• Records for the exercise
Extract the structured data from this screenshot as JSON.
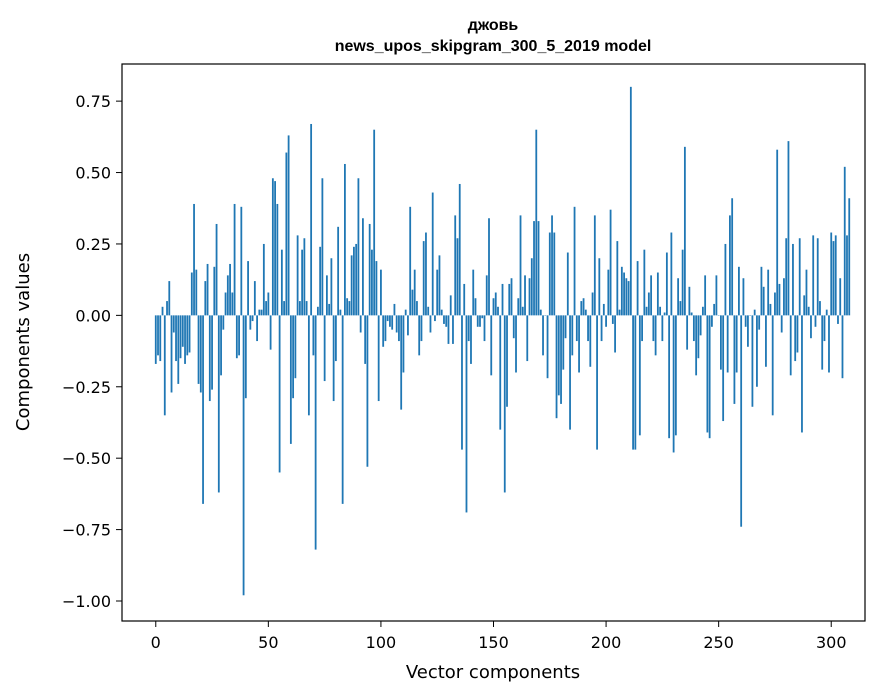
{
  "chart_data": {
    "type": "bar",
    "title_lines": [
      "джовь",
      "news_upos_skipgram_300_5_2019 model"
    ],
    "xlabel": "Vector components",
    "ylabel": "Components values",
    "xlim": [
      -15,
      315
    ],
    "ylim": [
      -1.07,
      0.88
    ],
    "xticks": [
      0,
      50,
      100,
      150,
      200,
      250,
      300
    ],
    "yticks": [
      -1.0,
      -0.75,
      -0.5,
      -0.25,
      0.0,
      0.25,
      0.5,
      0.75
    ],
    "xtick_labels": [
      "0",
      "50",
      "100",
      "150",
      "200",
      "250",
      "300"
    ],
    "ytick_labels": [
      "−1.00",
      "−0.75",
      "−0.50",
      "−0.25",
      "0.00",
      "0.25",
      "0.50",
      "0.75"
    ],
    "bar_color": "#1f77b4",
    "grid": false,
    "values": [
      -0.17,
      -0.14,
      -0.16,
      0.03,
      -0.35,
      0.05,
      0.12,
      -0.27,
      -0.06,
      -0.16,
      -0.24,
      -0.15,
      -0.11,
      -0.17,
      -0.14,
      -0.13,
      0.15,
      0.39,
      0.16,
      -0.24,
      -0.27,
      -0.66,
      0.12,
      0.18,
      -0.3,
      -0.26,
      0.17,
      0.32,
      -0.62,
      -0.21,
      -0.05,
      0.08,
      0.14,
      0.18,
      0.08,
      0.39,
      -0.15,
      -0.14,
      0.38,
      -0.98,
      -0.29,
      0.19,
      -0.05,
      -0.02,
      0.12,
      -0.09,
      0.02,
      0.02,
      0.25,
      0.05,
      0.08,
      -0.12,
      0.48,
      0.47,
      0.39,
      -0.55,
      0.23,
      0.05,
      0.57,
      0.63,
      -0.45,
      -0.29,
      -0.22,
      0.28,
      0.05,
      0.23,
      0.27,
      0.05,
      -0.35,
      0.67,
      -0.14,
      -0.82,
      0.03,
      0.24,
      0.48,
      -0.23,
      0.14,
      0.04,
      0.2,
      -0.3,
      -0.16,
      0.31,
      0.02,
      -0.66,
      0.53,
      0.06,
      0.05,
      0.21,
      0.24,
      0.25,
      0.48,
      -0.06,
      0.34,
      -0.17,
      -0.53,
      0.32,
      0.23,
      0.65,
      0.19,
      -0.3,
      0.16,
      -0.11,
      -0.09,
      -0.02,
      -0.04,
      -0.05,
      0.04,
      -0.06,
      -0.09,
      -0.33,
      -0.2,
      0.02,
      -0.07,
      0.38,
      0.09,
      0.16,
      0.05,
      -0.14,
      -0.09,
      0.26,
      0.29,
      0.03,
      -0.06,
      0.43,
      -0.02,
      0.16,
      0.21,
      0.02,
      -0.03,
      -0.04,
      -0.1,
      0.07,
      -0.1,
      0.35,
      0.27,
      0.46,
      -0.47,
      0.11,
      -0.69,
      -0.09,
      -0.17,
      0.16,
      0.06,
      -0.04,
      -0.04,
      -0.01,
      -0.09,
      0.14,
      0.34,
      -0.21,
      0.06,
      0.08,
      0.03,
      -0.4,
      0.11,
      -0.62,
      -0.32,
      0.11,
      0.13,
      -0.08,
      -0.2,
      0.06,
      0.35,
      0.03,
      0.14,
      -0.16,
      0.13,
      0.2,
      0.33,
      0.65,
      0.33,
      0.02,
      -0.14,
      0.0,
      -0.22,
      0.29,
      0.35,
      0.29,
      -0.36,
      -0.28,
      -0.31,
      -0.19,
      -0.08,
      0.22,
      -0.4,
      -0.14,
      0.38,
      -0.09,
      -0.2,
      0.05,
      0.06,
      0.02,
      -0.09,
      -0.18,
      0.08,
      0.35,
      -0.47,
      0.2,
      -0.09,
      0.04,
      -0.04,
      0.16,
      0.37,
      -0.03,
      -0.13,
      0.26,
      0.02,
      0.17,
      0.15,
      0.13,
      0.12,
      0.8,
      -0.47,
      -0.47,
      0.19,
      -0.42,
      -0.09,
      0.23,
      0.03,
      0.08,
      0.14,
      -0.09,
      -0.14,
      0.15,
      0.03,
      -0.09,
      0.01,
      0.22,
      -0.43,
      0.29,
      -0.48,
      -0.42,
      0.13,
      0.05,
      0.23,
      0.59,
      -0.12,
      0.1,
      0.01,
      -0.09,
      -0.21,
      -0.15,
      -0.07,
      0.03,
      0.14,
      -0.41,
      -0.43,
      -0.04,
      0.04,
      0.14,
      0.0,
      -0.19,
      -0.37,
      0.25,
      -0.2,
      0.35,
      0.41,
      -0.31,
      -0.2,
      0.17,
      -0.74,
      0.13,
      -0.04,
      -0.11,
      0.0,
      -0.32,
      0.02,
      -0.25,
      -0.05,
      0.17,
      0.1,
      -0.18,
      0.16,
      0.04,
      -0.35,
      0.08,
      0.58,
      0.11,
      -0.06,
      0.13,
      0.27,
      0.61,
      -0.21,
      0.25,
      -0.16,
      -0.13,
      0.27,
      -0.41,
      0.07,
      0.16,
      0.03,
      -0.08,
      0.28,
      -0.04,
      0.27,
      0.05,
      -0.19,
      -0.09,
      0.02,
      -0.2,
      0.29,
      0.26,
      0.28,
      -0.03,
      0.13,
      -0.22,
      0.52,
      0.28,
      0.41
    ]
  }
}
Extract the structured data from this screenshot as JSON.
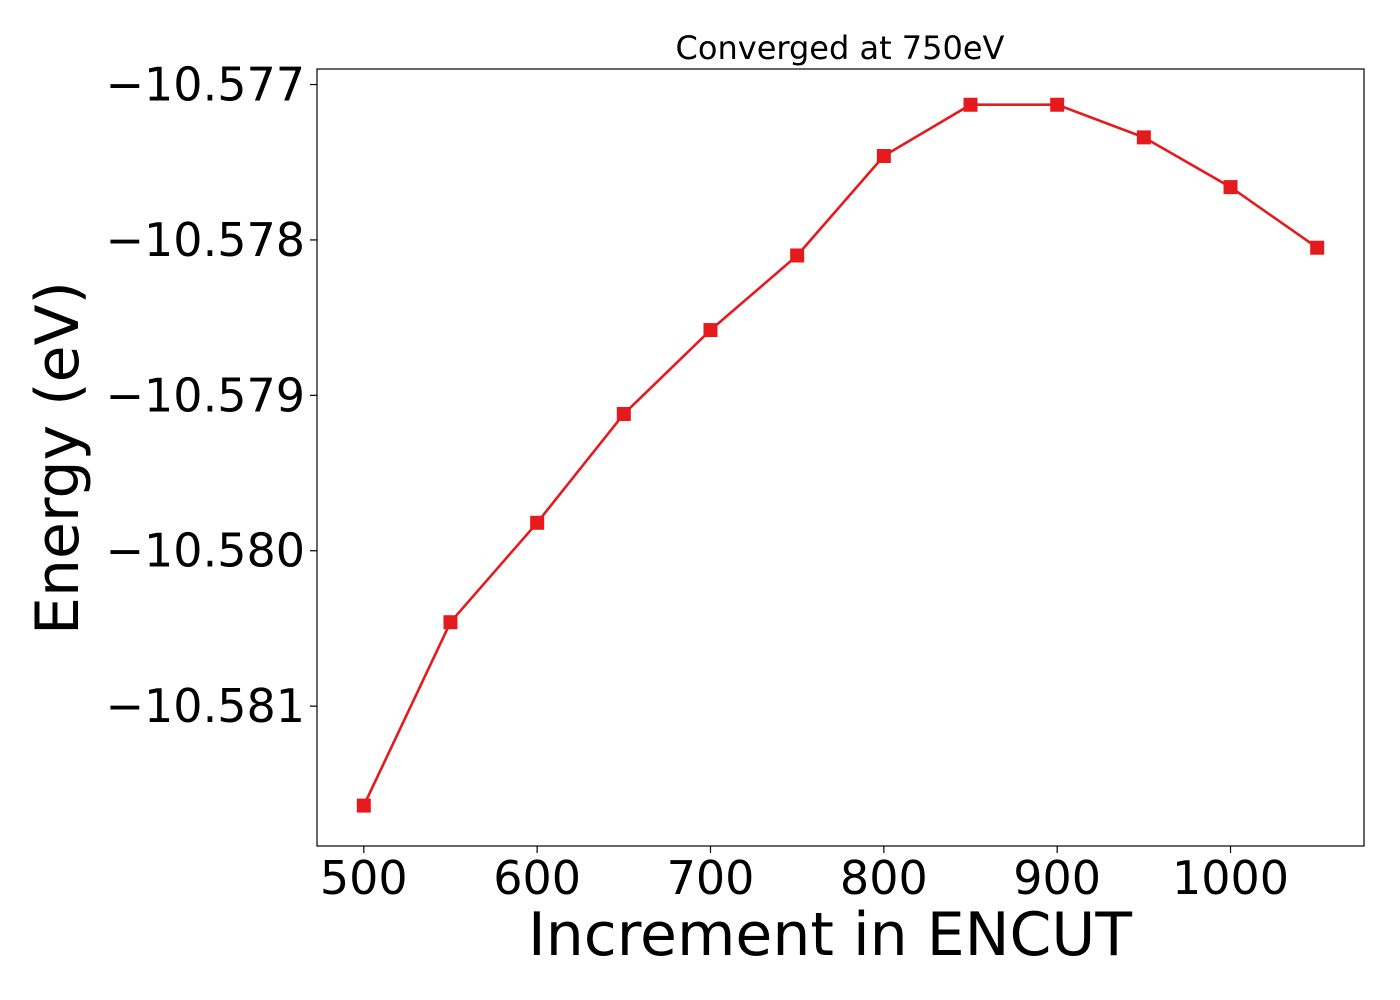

• Directions for this task
Print the entries above exactly, taking out only the pictures.

• Result of the task
Extract the structured data from this screenshot as JSON.
{
  "chart_data": {
    "type": "bar",
    "title_lines": [
      "джовь",
      "news_upos_skipgram_300_5_2019 model"
    ],
    "xlabel": "Vector components",
    "ylabel": "Components values",
    "xlim": [
      -15,
      315
    ],
    "ylim": [
      -1.07,
      0.88
    ],
    "xticks": [
      0,
      50,
      100,
      150,
      200,
      250,
      300
    ],
    "yticks": [
      -1.0,
      -0.75,
      -0.5,
      -0.25,
      0.0,
      0.25,
      0.5,
      0.75
    ],
    "xtick_labels": [
      "0",
      "50",
      "100",
      "150",
      "200",
      "250",
      "300"
    ],
    "ytick_labels": [
      "−1.00",
      "−0.75",
      "−0.50",
      "−0.25",
      "0.00",
      "0.25",
      "0.50",
      "0.75"
    ],
    "bar_color": "#1f77b4",
    "grid": false,
    "values": [
      -0.17,
      -0.14,
      -0.16,
      0.03,
      -0.35,
      0.05,
      0.12,
      -0.27,
      -0.06,
      -0.16,
      -0.24,
      -0.15,
      -0.11,
      -0.17,
      -0.14,
      -0.13,
      0.15,
      0.39,
      0.16,
      -0.24,
      -0.27,
      -0.66,
      0.12,
      0.18,
      -0.3,
      -0.26,
      0.17,
      0.32,
      -0.62,
      -0.21,
      -0.05,
      0.08,
      0.14,
      0.18,
      0.08,
      0.39,
      -0.15,
      -0.14,
      0.38,
      -0.98,
      -0.29,
      0.19,
      -0.05,
      -0.02,
      0.12,
      -0.09,
      0.02,
      0.02,
      0.25,
      0.05,
      0.08,
      -0.12,
      0.48,
      0.47,
      0.39,
      -0.55,
      0.23,
      0.05,
      0.57,
      0.63,
      -0.45,
      -0.29,
      -0.22,
      0.28,
      0.05,
      0.23,
      0.27,
      0.05,
      -0.35,
      0.67,
      -0.14,
      -0.82,
      0.03,
      0.24,
      0.48,
      -0.23,
      0.14,
      0.04,
      0.2,
      -0.3,
      -0.16,
      0.31,
      0.02,
      -0.66,
      0.53,
      0.06,
      0.05,
      0.21,
      0.24,
      0.25,
      0.48,
      -0.06,
      0.34,
      -0.17,
      -0.53,
      0.32,
      0.23,
      0.65,
      0.19,
      -0.3,
      0.16,
      -0.11,
      -0.09,
      -0.02,
      -0.04,
      -0.05,
      0.04,
      -0.06,
      -0.09,
      -0.33,
      -0.2,
      0.02,
      -0.07,
      0.38,
      0.09,
      0.16,
      0.05,
      -0.14,
      -0.09,
      0.26,
      0.29,
      0.03,
      -0.06,
      0.43,
      -0.02,
      0.16,
      0.21,
      0.02,
      -0.03,
      -0.04,
      -0.1,
      0.07,
      -0.1,
      0.35,
      0.27,
      0.46,
      -0.47,
      0.11,
      -0.69,
      -0.09,
      -0.17,
      0.16,
      0.06,
      -0.04,
      -0.04,
      -0.01,
      -0.09,
      0.14,
      0.34,
      -0.21,
      0.06,
      0.08,
      0.03,
      -0.4,
      0.11,
      -0.62,
      -0.32,
      0.11,
      0.13,
      -0.08,
      -0.2,
      0.06,
      0.35,
      0.03,
      0.14,
      -0.16,
      0.13,
      0.2,
      0.33,
      0.65,
      0.33,
      0.02,
      -0.14,
      0.0,
      -0.22,
      0.29,
      0.35,
      0.29,
      -0.36,
      -0.28,
      -0.31,
      -0.19,
      -0.08,
      0.22,
      -0.4,
      -0.14,
      0.38,
      -0.09,
      -0.2,
      0.05,
      0.06,
      0.02,
      -0.09,
      -0.18,
      0.08,
      0.35,
      -0.47,
      0.2,
      -0.09,
      0.04,
      -0.04,
      0.16,
      0.37,
      -0.03,
      -0.13,
      0.26,
      0.02,
      0.17,
      0.15,
      0.13,
      0.12,
      0.8,
      -0.47,
      -0.47,
      0.19,
      -0.42,
      -0.09,
      0.23,
      0.03,
      0.08,
      0.14,
      -0.09,
      -0.14,
      0.15,
      0.03,
      -0.09,
      0.01,
      0.22,
      -0.43,
      0.29,
      -0.48,
      -0.42,
      0.13,
      0.05,
      0.23,
      0.59,
      -0.12,
      0.1,
      0.01,
      -0.09,
      -0.21,
      -0.15,
      -0.07,
      0.03,
      0.14,
      -0.41,
      -0.43,
      -0.04,
      0.04,
      0.14,
      0.0,
      -0.19,
      -0.37,
      0.25,
      -0.2,
      0.35,
      0.41,
      -0.31,
      -0.2,
      0.17,
      -0.74,
      0.13,
      -0.04,
      -0.11,
      0.0,
      -0.32,
      0.02,
      -0.25,
      -0.05,
      0.17,
      0.1,
      -0.18,
      0.16,
      0.04,
      -0.35,
      0.08,
      0.58,
      0.11,
      -0.06,
      0.13,
      0.27,
      0.61,
      -0.21,
      0.25,
      -0.16,
      -0.13,
      0.27,
      -0.41,
      0.07,
      0.16,
      0.03,
      -0.08,
      0.28,
      -0.04,
      0.27,
      0.05,
      -0.19,
      -0.09,
      0.02,
      -0.2,
      0.29,
      0.26,
      0.28,
      -0.03,
      0.13,
      -0.22,
      0.52,
      0.28,
      0.41
    ]
  }
}
Extract the structured data from this screenshot as JSON.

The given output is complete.